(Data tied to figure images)

---

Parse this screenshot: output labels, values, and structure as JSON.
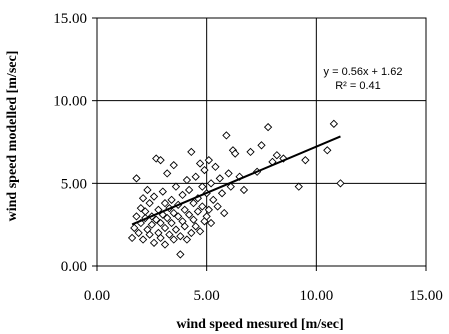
{
  "chart_data": {
    "type": "scatter",
    "title": "",
    "xlabel": "wind speed mesured [m/sec]",
    "ylabel": "wind speed modelled [m/sec]",
    "xlim": [
      0,
      15
    ],
    "ylim": [
      0,
      15
    ],
    "xticks": [
      "0.00",
      "5.00",
      "10.00",
      "15.00"
    ],
    "yticks": [
      "0.00",
      "5.00",
      "10.00",
      "15.00"
    ],
    "grid": true,
    "marker": "diamond",
    "annotations": [
      "y = 0.56x + 1.62",
      "R² = 0.41"
    ],
    "trendline": {
      "slope": 0.56,
      "intercept": 1.62,
      "x_range": [
        1.6,
        11.1
      ]
    },
    "points": [
      [
        1.6,
        1.7
      ],
      [
        1.7,
        2.3
      ],
      [
        1.8,
        3.0
      ],
      [
        1.8,
        5.3
      ],
      [
        1.9,
        2.0
      ],
      [
        2.0,
        2.6
      ],
      [
        2.0,
        3.5
      ],
      [
        2.1,
        1.6
      ],
      [
        2.1,
        4.1
      ],
      [
        2.2,
        2.9
      ],
      [
        2.2,
        3.3
      ],
      [
        2.3,
        2.2
      ],
      [
        2.3,
        4.6
      ],
      [
        2.4,
        1.9
      ],
      [
        2.4,
        3.8
      ],
      [
        2.5,
        2.5
      ],
      [
        2.5,
        3.0
      ],
      [
        2.6,
        1.4
      ],
      [
        2.6,
        4.2
      ],
      [
        2.7,
        2.8
      ],
      [
        2.7,
        6.5
      ],
      [
        2.8,
        2.0
      ],
      [
        2.8,
        3.4
      ],
      [
        2.9,
        1.7
      ],
      [
        2.9,
        2.6
      ],
      [
        2.9,
        6.4
      ],
      [
        3.0,
        3.1
      ],
      [
        3.0,
        4.5
      ],
      [
        3.1,
        1.3
      ],
      [
        3.1,
        2.3
      ],
      [
        3.1,
        3.8
      ],
      [
        3.2,
        2.9
      ],
      [
        3.2,
        5.6
      ],
      [
        3.3,
        1.9
      ],
      [
        3.3,
        3.5
      ],
      [
        3.4,
        2.6
      ],
      [
        3.4,
        4.0
      ],
      [
        3.5,
        1.6
      ],
      [
        3.5,
        3.2
      ],
      [
        3.5,
        6.1
      ],
      [
        3.6,
        2.2
      ],
      [
        3.6,
        4.8
      ],
      [
        3.7,
        3.0
      ],
      [
        3.7,
        3.7
      ],
      [
        3.8,
        1.8
      ],
      [
        3.8,
        0.7
      ],
      [
        3.9,
        2.7
      ],
      [
        3.9,
        4.3
      ],
      [
        4.0,
        2.4
      ],
      [
        4.0,
        3.4
      ],
      [
        4.1,
        5.2
      ],
      [
        4.1,
        1.6
      ],
      [
        4.2,
        3.1
      ],
      [
        4.2,
        4.6
      ],
      [
        4.3,
        2.0
      ],
      [
        4.3,
        6.9
      ],
      [
        4.4,
        2.8
      ],
      [
        4.4,
        3.8
      ],
      [
        4.5,
        2.4
      ],
      [
        4.5,
        5.4
      ],
      [
        4.6,
        3.3
      ],
      [
        4.6,
        4.1
      ],
      [
        4.7,
        2.1
      ],
      [
        4.7,
        6.2
      ],
      [
        4.8,
        3.6
      ],
      [
        4.8,
        4.8
      ],
      [
        4.9,
        2.7
      ],
      [
        4.9,
        5.8
      ],
      [
        5.0,
        3.0
      ],
      [
        5.0,
        4.4
      ],
      [
        5.1,
        6.4
      ],
      [
        5.1,
        3.4
      ],
      [
        5.2,
        2.6
      ],
      [
        5.2,
        5.0
      ],
      [
        5.3,
        4.0
      ],
      [
        5.4,
        6.0
      ],
      [
        5.5,
        3.6
      ],
      [
        5.6,
        5.3
      ],
      [
        5.7,
        4.4
      ],
      [
        5.8,
        3.2
      ],
      [
        5.9,
        7.9
      ],
      [
        6.0,
        5.6
      ],
      [
        6.1,
        4.8
      ],
      [
        6.2,
        7.0
      ],
      [
        6.3,
        6.8
      ],
      [
        6.5,
        5.4
      ],
      [
        6.7,
        4.6
      ],
      [
        7.0,
        6.9
      ],
      [
        7.3,
        5.7
      ],
      [
        7.5,
        7.3
      ],
      [
        7.8,
        8.4
      ],
      [
        8.0,
        6.3
      ],
      [
        8.2,
        6.7
      ],
      [
        8.5,
        6.5
      ],
      [
        9.2,
        4.8
      ],
      [
        9.5,
        6.4
      ],
      [
        10.5,
        7.0
      ],
      [
        10.8,
        8.6
      ],
      [
        11.1,
        5.0
      ]
    ]
  }
}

---

### DESCRIPTION OF THE TASK
Report the number of lines in the entries above that include the string "wind". Give nothing but the number.

### REPLY TO THE TASK
2